• **Aim of the exercise**
Please return every line of the entries below verbatim, omitting only the picture markers.

• **Dataset extract**
________________

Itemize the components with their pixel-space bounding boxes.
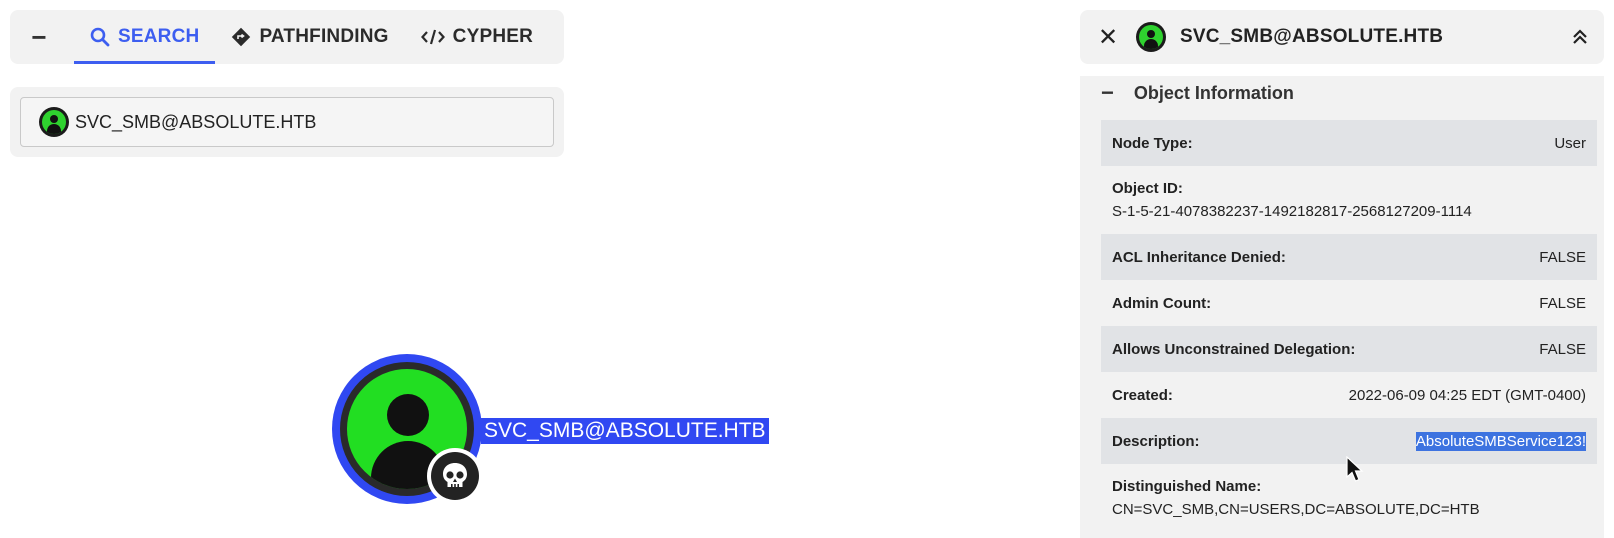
property-key: Created: (1112, 386, 1173, 404)
entity-panel-header: ✕ SVC_SMB@ABSOLUTE.HTB (1080, 10, 1604, 64)
search-panel: SVC_SMB@ABSOLUTE.HTB (10, 87, 564, 157)
graph-node-label[interactable]: SVC_SMB@ABSOLUTE.HTB (481, 418, 769, 444)
property-row-acl-inheritance: ACL Inheritance Denied: FALSE (1101, 234, 1597, 280)
search-input-value: SVC_SMB@ABSOLUTE.HTB (75, 111, 317, 132)
property-row-created: Created: 2022-06-09 04:25 EDT (GMT-0400) (1101, 372, 1597, 418)
search-input[interactable]: SVC_SMB@ABSOLUTE.HTB (20, 97, 554, 147)
user-icon (1136, 22, 1166, 52)
tab-search[interactable]: SEARCH (74, 10, 216, 64)
tab-cypher-label: CYPHER (452, 26, 534, 47)
mouse-cursor-icon (1346, 455, 1364, 489)
property-value: 2022-06-09 04:25 EDT (GMT-0400) (1348, 386, 1586, 404)
property-value: FALSE (1539, 340, 1586, 358)
tab-pathfinding[interactable]: PATHFINDING (215, 10, 404, 64)
property-key: Object ID: (1112, 180, 1183, 197)
user-icon (39, 107, 69, 137)
property-value: FALSE (1539, 294, 1586, 312)
property-value[interactable]: AbsoluteSMBService123! (1415, 431, 1586, 451)
property-key: Node Type: (1112, 134, 1193, 152)
explore-tab-bar: − SEARCH PATHFINDING CYPHER (10, 10, 564, 64)
minus-icon: − (1101, 80, 1114, 105)
search-icon (90, 27, 110, 47)
property-value: FALSE (1539, 248, 1586, 266)
close-icon[interactable]: ✕ (1080, 23, 1136, 52)
tab-pathfinding-label: PATHFINDING (259, 26, 389, 47)
collapse-button[interactable]: − (10, 10, 68, 64)
property-row-object-id: Object ID: S-1-5-21-4078382237-149218281… (1101, 166, 1597, 234)
property-row-admin-count: Admin Count: FALSE (1101, 280, 1597, 326)
property-value: User (1554, 134, 1586, 152)
property-key: Description: (1112, 432, 1200, 450)
code-icon (420, 27, 445, 47)
entity-panel-title: SVC_SMB@ABSOLUTE.HTB (1180, 26, 1444, 47)
property-row-unconstrained-delegation: Allows Unconstrained Delegation: FALSE (1101, 326, 1597, 372)
chevrons-up-icon[interactable] (1556, 28, 1604, 46)
property-value: CN=SVC_SMB,CN=USERS,DC=ABSOLUTE,DC=HTB (1112, 501, 1480, 518)
property-key: Admin Count: (1112, 294, 1212, 312)
object-information-section: − Object Information Node Type: User Obj… (1080, 76, 1604, 538)
skull-icon (427, 448, 483, 504)
section-toggle[interactable]: − Object Information (1080, 76, 1604, 110)
property-value: S-1-5-21-4078382237-1492182817-256812720… (1112, 203, 1472, 220)
property-row-node-type: Node Type: User (1101, 120, 1597, 166)
section-title: Object Information (1133, 82, 1294, 103)
property-key: ACL Inheritance Denied: (1112, 248, 1286, 266)
tab-cypher[interactable]: CYPHER (405, 10, 549, 64)
tab-search-label: SEARCH (118, 26, 200, 47)
diamond-direction-icon (231, 27, 251, 47)
property-key: Allows Unconstrained Delegation: (1112, 340, 1356, 358)
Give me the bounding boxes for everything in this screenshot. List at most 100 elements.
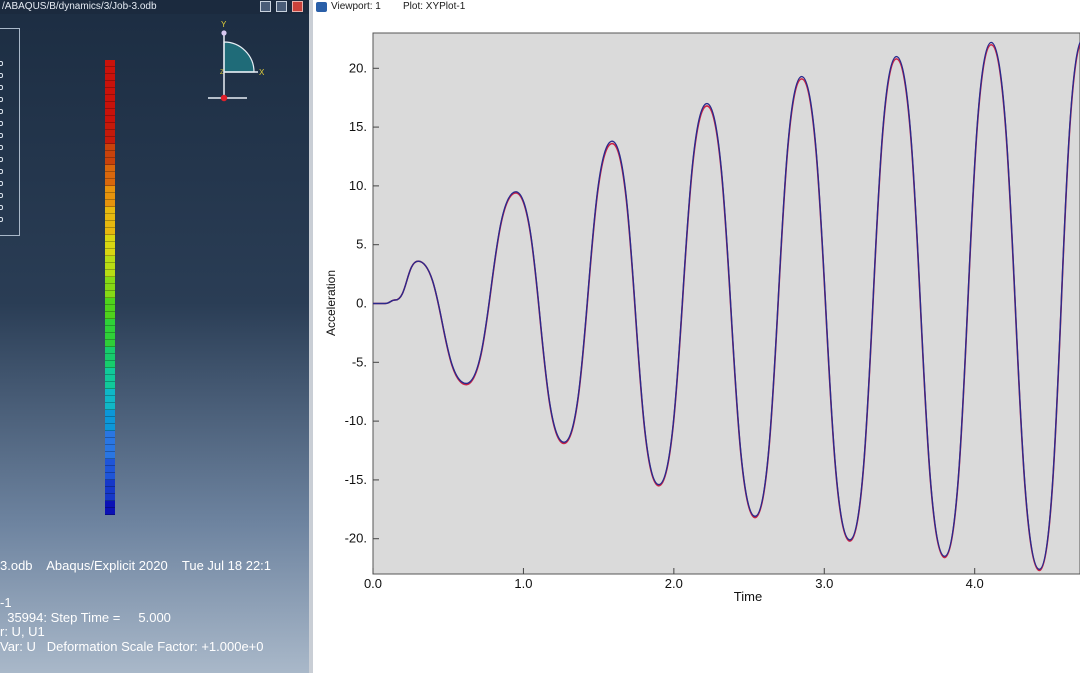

________________

• **Complete output**
Itemize the components with their pixel-space bounding boxes.
property-key: Created: (1112, 386, 1173, 404)
entity-panel-header: ✕ SVC_SMB@ABSOLUTE.HTB (1080, 10, 1604, 64)
search-panel: SVC_SMB@ABSOLUTE.HTB (10, 87, 564, 157)
graph-node-label[interactable]: SVC_SMB@ABSOLUTE.HTB (481, 418, 769, 444)
property-row-acl-inheritance: ACL Inheritance Denied: FALSE (1101, 234, 1597, 280)
search-input-value: SVC_SMB@ABSOLUTE.HTB (75, 111, 317, 132)
property-row-created: Created: 2022-06-09 04:25 EDT (GMT-0400) (1101, 372, 1597, 418)
search-input[interactable]: SVC_SMB@ABSOLUTE.HTB (20, 97, 554, 147)
user-icon (1136, 22, 1166, 52)
tab-search[interactable]: SEARCH (74, 10, 216, 64)
tab-cypher-label: CYPHER (452, 26, 534, 47)
mouse-cursor-icon (1346, 455, 1364, 489)
property-value: 2022-06-09 04:25 EDT (GMT-0400) (1348, 386, 1586, 404)
property-value: FALSE (1539, 340, 1586, 358)
tab-pathfinding[interactable]: PATHFINDING (215, 10, 404, 64)
property-key: Object ID: (1112, 180, 1183, 197)
user-icon (39, 107, 69, 137)
property-value: FALSE (1539, 294, 1586, 312)
property-value[interactable]: AbsoluteSMBService123! (1415, 431, 1586, 451)
property-key: Node Type: (1112, 134, 1193, 152)
explore-tab-bar: − SEARCH PATHFINDING CYPHER (10, 10, 564, 64)
minus-icon: − (1101, 80, 1114, 105)
search-icon (90, 27, 110, 47)
property-value: FALSE (1539, 248, 1586, 266)
close-icon[interactable]: ✕ (1080, 23, 1136, 52)
tab-pathfinding-label: PATHFINDING (259, 26, 389, 47)
collapse-button[interactable]: − (10, 10, 68, 64)
property-row-object-id: Object ID: S-1-5-21-4078382237-149218281… (1101, 166, 1597, 234)
property-row-admin-count: Admin Count: FALSE (1101, 280, 1597, 326)
property-value: User (1554, 134, 1586, 152)
property-key: Description: (1112, 432, 1200, 450)
code-icon (420, 27, 445, 47)
entity-panel-title: SVC_SMB@ABSOLUTE.HTB (1180, 26, 1444, 47)
property-row-unconstrained-delegation: Allows Unconstrained Delegation: FALSE (1101, 326, 1597, 372)
chevrons-up-icon[interactable] (1556, 28, 1604, 46)
property-value: CN=SVC_SMB,CN=USERS,DC=ABSOLUTE,DC=HTB (1112, 501, 1480, 518)
property-key: Admin Count: (1112, 294, 1212, 312)
object-information-section: − Object Information Node Type: User Obj… (1080, 76, 1604, 538)
skull-icon (427, 448, 483, 504)
section-toggle[interactable]: − Object Information (1080, 76, 1604, 110)
property-value: S-1-5-21-4078382237-1492182817-256812720… (1112, 203, 1472, 220)
property-row-node-type: Node Type: User (1101, 120, 1597, 166)
section-title: Object Information (1133, 82, 1294, 103)
property-key: ACL Inheritance Denied: (1112, 248, 1286, 266)
tab-cypher[interactable]: CYPHER (405, 10, 549, 64)
tab-search-label: SEARCH (118, 26, 200, 47)
diamond-direction-icon (231, 27, 251, 47)
property-key: Allows Unconstrained Delegation: (1112, 340, 1356, 358)
Give me the bounding boxes for everything in this screenshot. List at most 100 elements.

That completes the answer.